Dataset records
==============================

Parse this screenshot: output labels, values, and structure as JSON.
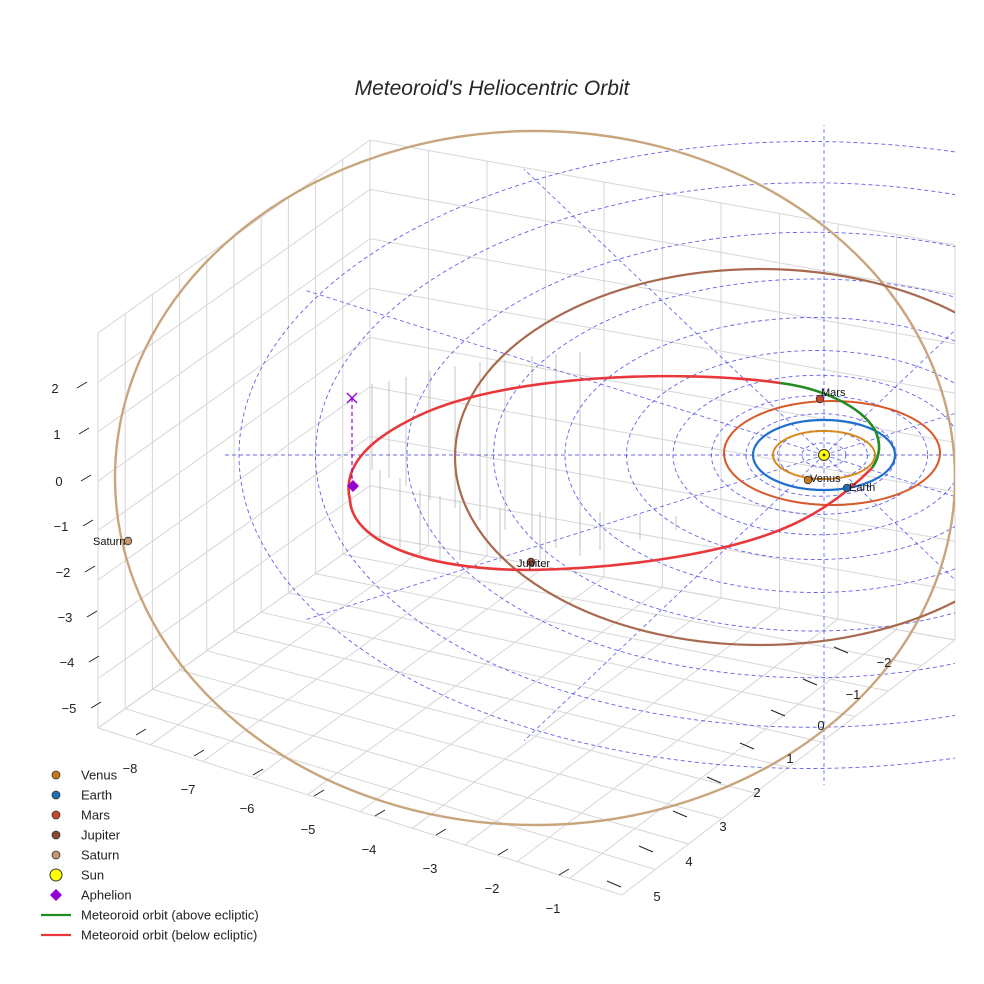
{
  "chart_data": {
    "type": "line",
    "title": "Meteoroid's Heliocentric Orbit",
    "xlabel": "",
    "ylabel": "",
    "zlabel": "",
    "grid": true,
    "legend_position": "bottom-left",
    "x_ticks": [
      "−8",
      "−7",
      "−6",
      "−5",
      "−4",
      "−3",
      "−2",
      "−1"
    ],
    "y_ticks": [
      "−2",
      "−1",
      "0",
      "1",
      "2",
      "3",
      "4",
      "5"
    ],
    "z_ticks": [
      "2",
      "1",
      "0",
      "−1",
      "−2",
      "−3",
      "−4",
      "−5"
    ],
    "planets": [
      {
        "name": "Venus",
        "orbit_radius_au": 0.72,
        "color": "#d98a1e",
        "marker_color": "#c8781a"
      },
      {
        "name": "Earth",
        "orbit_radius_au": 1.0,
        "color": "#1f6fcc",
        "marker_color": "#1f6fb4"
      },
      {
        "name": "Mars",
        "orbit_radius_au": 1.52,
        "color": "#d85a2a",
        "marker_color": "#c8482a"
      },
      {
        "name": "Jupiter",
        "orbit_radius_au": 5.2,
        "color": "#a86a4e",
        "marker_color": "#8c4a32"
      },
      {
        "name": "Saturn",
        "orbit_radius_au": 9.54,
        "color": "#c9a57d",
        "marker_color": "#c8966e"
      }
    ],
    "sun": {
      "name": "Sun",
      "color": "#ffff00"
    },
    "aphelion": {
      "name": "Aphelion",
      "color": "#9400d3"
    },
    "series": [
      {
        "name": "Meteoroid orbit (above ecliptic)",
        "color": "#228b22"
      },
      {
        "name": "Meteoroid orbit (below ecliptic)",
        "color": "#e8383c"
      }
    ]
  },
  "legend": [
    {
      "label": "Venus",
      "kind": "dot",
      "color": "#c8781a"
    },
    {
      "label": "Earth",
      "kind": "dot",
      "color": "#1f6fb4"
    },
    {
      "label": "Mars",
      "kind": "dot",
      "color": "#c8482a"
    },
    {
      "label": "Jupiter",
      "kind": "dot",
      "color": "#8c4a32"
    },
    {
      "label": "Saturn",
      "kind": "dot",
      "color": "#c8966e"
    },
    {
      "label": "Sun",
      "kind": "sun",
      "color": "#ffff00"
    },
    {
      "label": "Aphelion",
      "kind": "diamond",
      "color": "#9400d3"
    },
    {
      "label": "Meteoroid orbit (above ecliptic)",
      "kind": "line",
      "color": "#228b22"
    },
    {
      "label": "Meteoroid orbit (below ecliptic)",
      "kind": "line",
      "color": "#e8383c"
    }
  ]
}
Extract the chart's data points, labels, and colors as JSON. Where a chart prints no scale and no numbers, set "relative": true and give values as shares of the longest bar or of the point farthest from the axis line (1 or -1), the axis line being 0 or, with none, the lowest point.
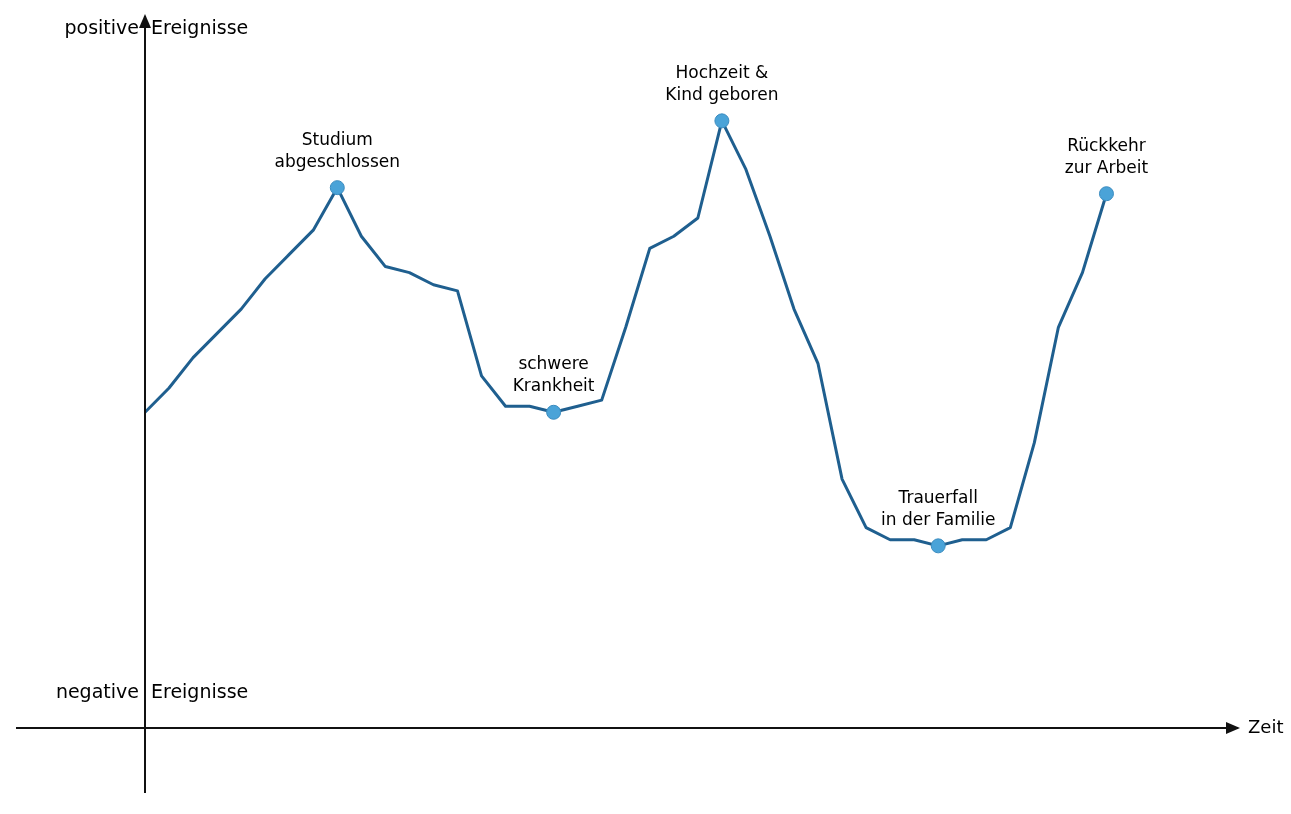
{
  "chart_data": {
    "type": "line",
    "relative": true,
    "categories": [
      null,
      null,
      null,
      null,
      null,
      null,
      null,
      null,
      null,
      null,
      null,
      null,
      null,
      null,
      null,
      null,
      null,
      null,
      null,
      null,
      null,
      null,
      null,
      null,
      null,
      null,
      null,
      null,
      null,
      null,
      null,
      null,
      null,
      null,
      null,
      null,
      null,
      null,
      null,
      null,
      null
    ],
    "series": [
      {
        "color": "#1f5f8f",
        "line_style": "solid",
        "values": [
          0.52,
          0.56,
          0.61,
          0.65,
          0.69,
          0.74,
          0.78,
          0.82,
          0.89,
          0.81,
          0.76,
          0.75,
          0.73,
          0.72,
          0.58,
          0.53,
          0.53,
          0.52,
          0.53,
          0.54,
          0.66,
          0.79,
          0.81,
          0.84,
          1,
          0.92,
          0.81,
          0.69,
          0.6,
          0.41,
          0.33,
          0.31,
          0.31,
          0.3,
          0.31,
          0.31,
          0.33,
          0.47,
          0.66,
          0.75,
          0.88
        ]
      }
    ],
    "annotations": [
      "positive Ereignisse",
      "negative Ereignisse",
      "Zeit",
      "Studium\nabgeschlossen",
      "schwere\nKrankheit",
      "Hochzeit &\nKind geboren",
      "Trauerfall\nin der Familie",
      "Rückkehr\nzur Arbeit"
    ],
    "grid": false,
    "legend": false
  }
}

==============================

[EXERCISE TASK]
Copy each line of the preceding data that contains the string "true".

[RESPONSE TO THIS EXERCISE]
    "grid": true,
Extract the chart's data points, labels, and colors as JSON. Where a chart prints no scale and no numbers, set "relative": true and give values as shares of the longest bar or of the point farthest from the axis line (1 or -1), the axis line being 0 or, with none, the lowest point.
    "relative": true,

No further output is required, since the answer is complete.